— START OF RECORD SET —
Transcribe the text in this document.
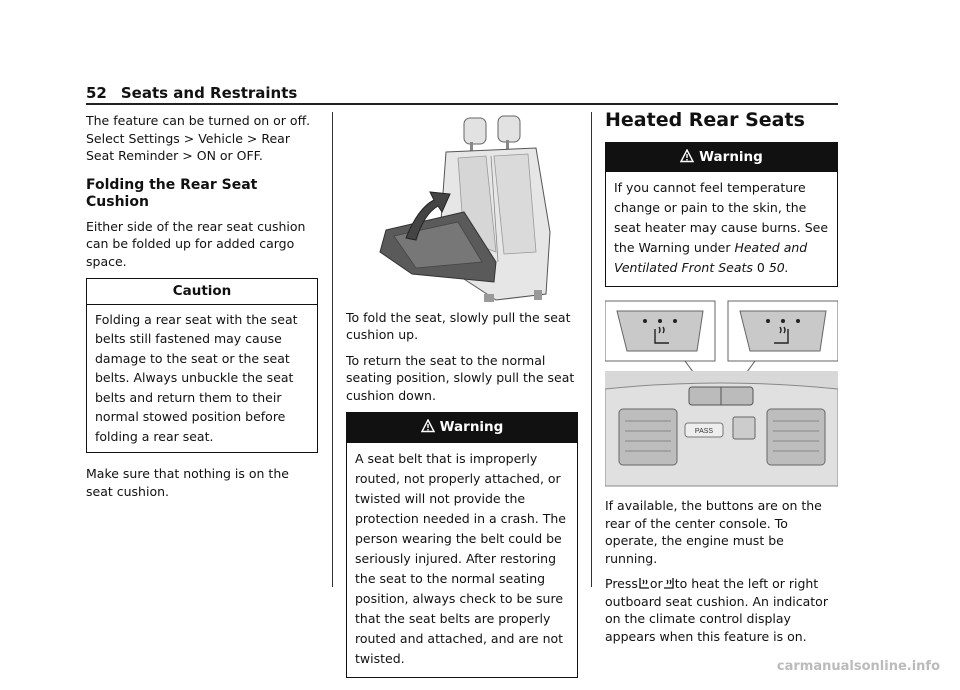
52 Seats and Restraints

The feature can be turned on or off. Select Settings > Vehicle > Rear Seat Reminder > ON or OFF.

Folding the Rear Seat Cushion

Either side of the rear seat cushion can be folded up for added cargo space.

Caution
Folding a rear seat with the seat belts still fastened may cause damage to the seat or the seat belts. Always unbuckle the seat belts and return them to their normal stowed position before folding a rear seat.

Make sure that nothing is on the seat cushion.

To fold the seat, slowly pull the seat cushion up.

To return the seat to the normal seating position, slowly pull the seat cushion down.

Warning
A seat belt that is improperly routed, not properly attached, or twisted will not provide the protection needed in a crash. The person wearing the belt could be seriously injured. After restoring the seat to the normal seating position, always check to be sure that the seat belts are properly routed and attached, and are not twisted.
Heated Rear Seats
Warning
If you cannot feel temperature change or pain to the skin, the seat heater may cause burns. See the Warning under Heated and Ventilated Front Seats 0 50.
PASS

If available, the buttons are on the rear of the center console. To operate, the engine must be running.

Press or to heat the left or right outboard seat cushion. An indicator on the climate control display appears when this feature is on.

carmanualsonline.info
— END OF RECORD SET —
Where a line of the entries contains the word "pull", copy that line.

### CORRECT ANSWER
To fold the seat, slowly pull the seat cushion up.
To return the seat to the normal seating position, slowly pull the seat cushion down.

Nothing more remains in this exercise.